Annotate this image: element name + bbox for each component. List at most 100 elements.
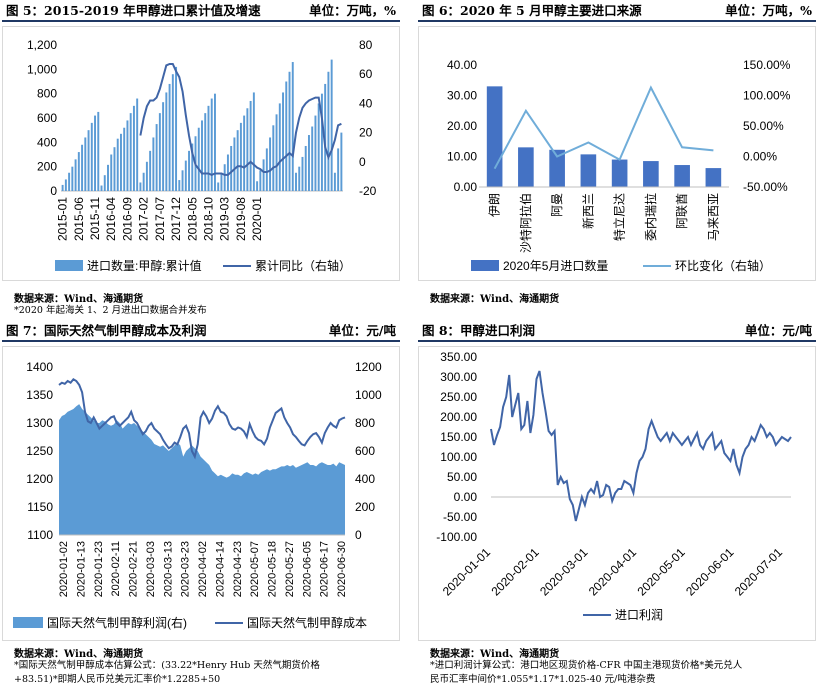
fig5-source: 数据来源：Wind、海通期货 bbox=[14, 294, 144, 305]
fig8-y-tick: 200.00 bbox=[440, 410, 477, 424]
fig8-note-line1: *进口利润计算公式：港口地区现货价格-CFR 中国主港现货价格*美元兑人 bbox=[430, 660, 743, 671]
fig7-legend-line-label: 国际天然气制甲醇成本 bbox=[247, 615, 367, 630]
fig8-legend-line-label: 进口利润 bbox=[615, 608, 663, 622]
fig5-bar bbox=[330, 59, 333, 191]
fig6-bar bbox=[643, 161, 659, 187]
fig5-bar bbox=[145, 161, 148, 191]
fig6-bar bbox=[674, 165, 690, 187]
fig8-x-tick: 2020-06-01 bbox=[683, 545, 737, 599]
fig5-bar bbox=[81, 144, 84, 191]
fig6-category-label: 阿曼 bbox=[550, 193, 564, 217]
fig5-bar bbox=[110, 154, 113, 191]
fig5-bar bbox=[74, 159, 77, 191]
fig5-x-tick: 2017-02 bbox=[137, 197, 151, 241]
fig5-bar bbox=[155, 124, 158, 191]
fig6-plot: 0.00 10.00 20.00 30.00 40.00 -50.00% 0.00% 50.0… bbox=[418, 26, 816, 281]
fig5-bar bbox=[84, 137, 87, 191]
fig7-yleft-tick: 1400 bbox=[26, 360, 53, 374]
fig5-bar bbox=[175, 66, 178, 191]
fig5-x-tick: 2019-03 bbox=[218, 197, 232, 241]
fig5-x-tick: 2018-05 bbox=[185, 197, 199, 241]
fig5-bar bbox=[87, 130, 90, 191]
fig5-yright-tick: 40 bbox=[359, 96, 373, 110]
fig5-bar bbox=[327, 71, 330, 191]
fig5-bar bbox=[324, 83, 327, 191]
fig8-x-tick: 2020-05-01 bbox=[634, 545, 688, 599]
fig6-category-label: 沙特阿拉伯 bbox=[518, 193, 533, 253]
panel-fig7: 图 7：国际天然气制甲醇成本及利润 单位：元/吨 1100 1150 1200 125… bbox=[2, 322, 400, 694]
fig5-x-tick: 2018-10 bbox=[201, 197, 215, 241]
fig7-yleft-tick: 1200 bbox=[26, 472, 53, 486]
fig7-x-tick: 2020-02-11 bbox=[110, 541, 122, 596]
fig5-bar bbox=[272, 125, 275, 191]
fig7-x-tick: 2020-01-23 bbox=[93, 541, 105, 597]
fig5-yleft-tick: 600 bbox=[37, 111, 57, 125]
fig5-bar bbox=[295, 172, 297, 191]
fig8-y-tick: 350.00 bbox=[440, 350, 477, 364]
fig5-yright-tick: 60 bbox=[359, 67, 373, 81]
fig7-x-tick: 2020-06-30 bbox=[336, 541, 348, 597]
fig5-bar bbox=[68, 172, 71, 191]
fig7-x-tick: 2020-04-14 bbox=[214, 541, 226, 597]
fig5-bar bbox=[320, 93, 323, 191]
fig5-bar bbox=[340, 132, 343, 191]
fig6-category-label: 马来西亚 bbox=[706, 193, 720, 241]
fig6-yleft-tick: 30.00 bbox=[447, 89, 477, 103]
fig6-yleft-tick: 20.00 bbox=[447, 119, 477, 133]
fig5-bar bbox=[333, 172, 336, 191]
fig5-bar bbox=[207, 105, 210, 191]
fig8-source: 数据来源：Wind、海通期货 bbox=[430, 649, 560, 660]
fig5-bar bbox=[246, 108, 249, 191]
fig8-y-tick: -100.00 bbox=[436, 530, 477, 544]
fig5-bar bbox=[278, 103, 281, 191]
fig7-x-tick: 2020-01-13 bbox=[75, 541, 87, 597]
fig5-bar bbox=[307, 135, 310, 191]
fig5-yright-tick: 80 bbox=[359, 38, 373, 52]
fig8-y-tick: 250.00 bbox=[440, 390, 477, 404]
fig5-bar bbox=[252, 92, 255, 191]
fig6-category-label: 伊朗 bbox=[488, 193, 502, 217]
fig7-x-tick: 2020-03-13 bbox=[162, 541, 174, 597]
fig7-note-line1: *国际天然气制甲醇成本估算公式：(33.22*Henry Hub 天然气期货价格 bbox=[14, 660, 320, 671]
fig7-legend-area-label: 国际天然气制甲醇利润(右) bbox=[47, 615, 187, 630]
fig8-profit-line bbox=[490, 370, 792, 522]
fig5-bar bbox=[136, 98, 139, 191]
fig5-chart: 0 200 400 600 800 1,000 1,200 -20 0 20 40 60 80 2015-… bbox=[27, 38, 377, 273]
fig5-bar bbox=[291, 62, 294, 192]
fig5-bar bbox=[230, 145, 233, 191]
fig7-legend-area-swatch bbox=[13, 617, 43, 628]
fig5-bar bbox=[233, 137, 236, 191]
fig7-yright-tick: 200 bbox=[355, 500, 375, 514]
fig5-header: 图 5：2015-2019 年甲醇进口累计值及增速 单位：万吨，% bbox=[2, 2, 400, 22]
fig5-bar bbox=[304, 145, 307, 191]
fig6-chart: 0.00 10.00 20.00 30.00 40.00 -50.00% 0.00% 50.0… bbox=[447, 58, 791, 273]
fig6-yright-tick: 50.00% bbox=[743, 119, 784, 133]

******************************

■ BRIEF ■
Could you repeat every item above word for word, omitting the picture from your answer?

■ SOLUTION TO THIS PROBLEM ■
Annotate this image: element name + bbox for each component. List at most 100 elements.
fig5-source: 数据来源：Wind、海通期货 bbox=[14, 294, 144, 305]
fig8-y-tick: 200.00 bbox=[440, 410, 477, 424]
fig8-note-line1: *进口利润计算公式：港口地区现货价格-CFR 中国主港现货价格*美元兑人 bbox=[430, 660, 743, 671]
fig7-legend-line-label: 国际天然气制甲醇成本 bbox=[247, 615, 367, 630]
fig8-legend-line-label: 进口利润 bbox=[615, 608, 663, 622]
fig5-bar bbox=[330, 59, 333, 191]
fig6-bar bbox=[643, 161, 659, 187]
fig5-bar bbox=[145, 161, 148, 191]
fig6-bar bbox=[674, 165, 690, 187]
fig8-x-tick: 2020-06-01 bbox=[683, 545, 737, 599]
fig5-bar bbox=[81, 144, 84, 191]
fig6-category-label: 阿曼 bbox=[550, 193, 564, 217]
fig5-bar bbox=[110, 154, 113, 191]
fig5-bar bbox=[74, 159, 77, 191]
fig5-x-tick: 2017-02 bbox=[137, 197, 151, 241]
fig5-bar bbox=[155, 124, 158, 191]
fig6-plot: 0.00 10.00 20.00 30.00 40.00 -50.00% 0.00% 50.0… bbox=[418, 26, 816, 281]
fig5-bar bbox=[84, 137, 87, 191]
fig7-yleft-tick: 1400 bbox=[26, 360, 53, 374]
fig5-bar bbox=[175, 66, 178, 191]
fig5-x-tick: 2019-03 bbox=[218, 197, 232, 241]
fig5-x-tick: 2018-05 bbox=[185, 197, 199, 241]
fig5-bar bbox=[87, 130, 90, 191]
fig5-yright-tick: 40 bbox=[359, 96, 373, 110]
fig5-bar bbox=[327, 71, 330, 191]
fig5-bar bbox=[324, 83, 327, 191]
fig8-x-tick: 2020-05-01 bbox=[634, 545, 688, 599]
fig6-category-label: 沙特阿拉伯 bbox=[518, 193, 533, 253]
panel-fig7: 图 7：国际天然气制甲醇成本及利润 单位：元/吨 1100 1150 1200 125… bbox=[2, 322, 400, 694]
fig5-x-tick: 2018-10 bbox=[201, 197, 215, 241]
fig7-yleft-tick: 1200 bbox=[26, 472, 53, 486]
fig7-x-tick: 2020-02-11 bbox=[110, 541, 122, 596]
fig5-bar bbox=[272, 125, 275, 191]
fig7-x-tick: 2020-01-23 bbox=[93, 541, 105, 597]
fig5-yleft-tick: 600 bbox=[37, 111, 57, 125]
fig5-bar bbox=[295, 172, 297, 191]
fig8-y-tick: 350.00 bbox=[440, 350, 477, 364]
fig5-yright-tick: 60 bbox=[359, 67, 373, 81]
fig7-x-tick: 2020-06-30 bbox=[336, 541, 348, 597]
fig5-bar bbox=[68, 172, 71, 191]
fig7-x-tick: 2020-04-14 bbox=[214, 541, 226, 597]
fig5-bar bbox=[320, 93, 323, 191]
fig5-bar bbox=[340, 132, 343, 191]
fig6-category-label: 马来西亚 bbox=[706, 193, 720, 241]
fig6-yleft-tick: 30.00 bbox=[447, 89, 477, 103]
fig6-yleft-tick: 20.00 bbox=[447, 119, 477, 133]
fig5-bar bbox=[333, 172, 336, 191]
fig5-bar bbox=[207, 105, 210, 191]
fig8-source: 数据来源：Wind、海通期货 bbox=[430, 649, 560, 660]
fig5-bar bbox=[246, 108, 249, 191]
fig8-y-tick: -100.00 bbox=[436, 530, 477, 544]
fig5-bar bbox=[278, 103, 281, 191]
fig7-x-tick: 2020-01-13 bbox=[75, 541, 87, 597]
fig5-bar bbox=[307, 135, 310, 191]
fig5-yright-tick: 80 bbox=[359, 38, 373, 52]
fig8-y-tick: 250.00 bbox=[440, 390, 477, 404]
fig5-bar bbox=[252, 92, 255, 191]
fig6-category-label: 伊朗 bbox=[488, 193, 502, 217]
fig7-x-tick: 2020-03-13 bbox=[162, 541, 174, 597]
fig7-note-line1: *国际天然气制甲醇成本估算公式：(33.22*Henry Hub 天然气期货价格 bbox=[14, 660, 320, 671]
fig7-legend-area-label: 国际天然气制甲醇利润(右) bbox=[47, 615, 187, 630]
fig8-profit-line bbox=[490, 370, 792, 522]
fig5-bar bbox=[136, 98, 139, 191]
fig5-chart: 0 200 400 600 800 1,000 1,200 -20 0 20 40 60 80 2015-… bbox=[27, 38, 377, 273]
fig5-bar bbox=[291, 62, 294, 192]
fig5-bar bbox=[230, 145, 233, 191]
fig7-legend-area-swatch bbox=[13, 617, 43, 628]
fig5-bar bbox=[233, 137, 236, 191]
fig7-yright-tick: 200 bbox=[355, 500, 375, 514]
fig5-header: 图 5：2015-2019 年甲醇进口累计值及增速 单位：万吨，% bbox=[2, 2, 400, 22]
fig5-bar bbox=[304, 145, 307, 191]
fig6-chart: 0.00 10.00 20.00 30.00 40.00 -50.00% 0.00% 50.0… bbox=[447, 58, 791, 273]
fig6-yright-tick: 50.00% bbox=[743, 119, 784, 133]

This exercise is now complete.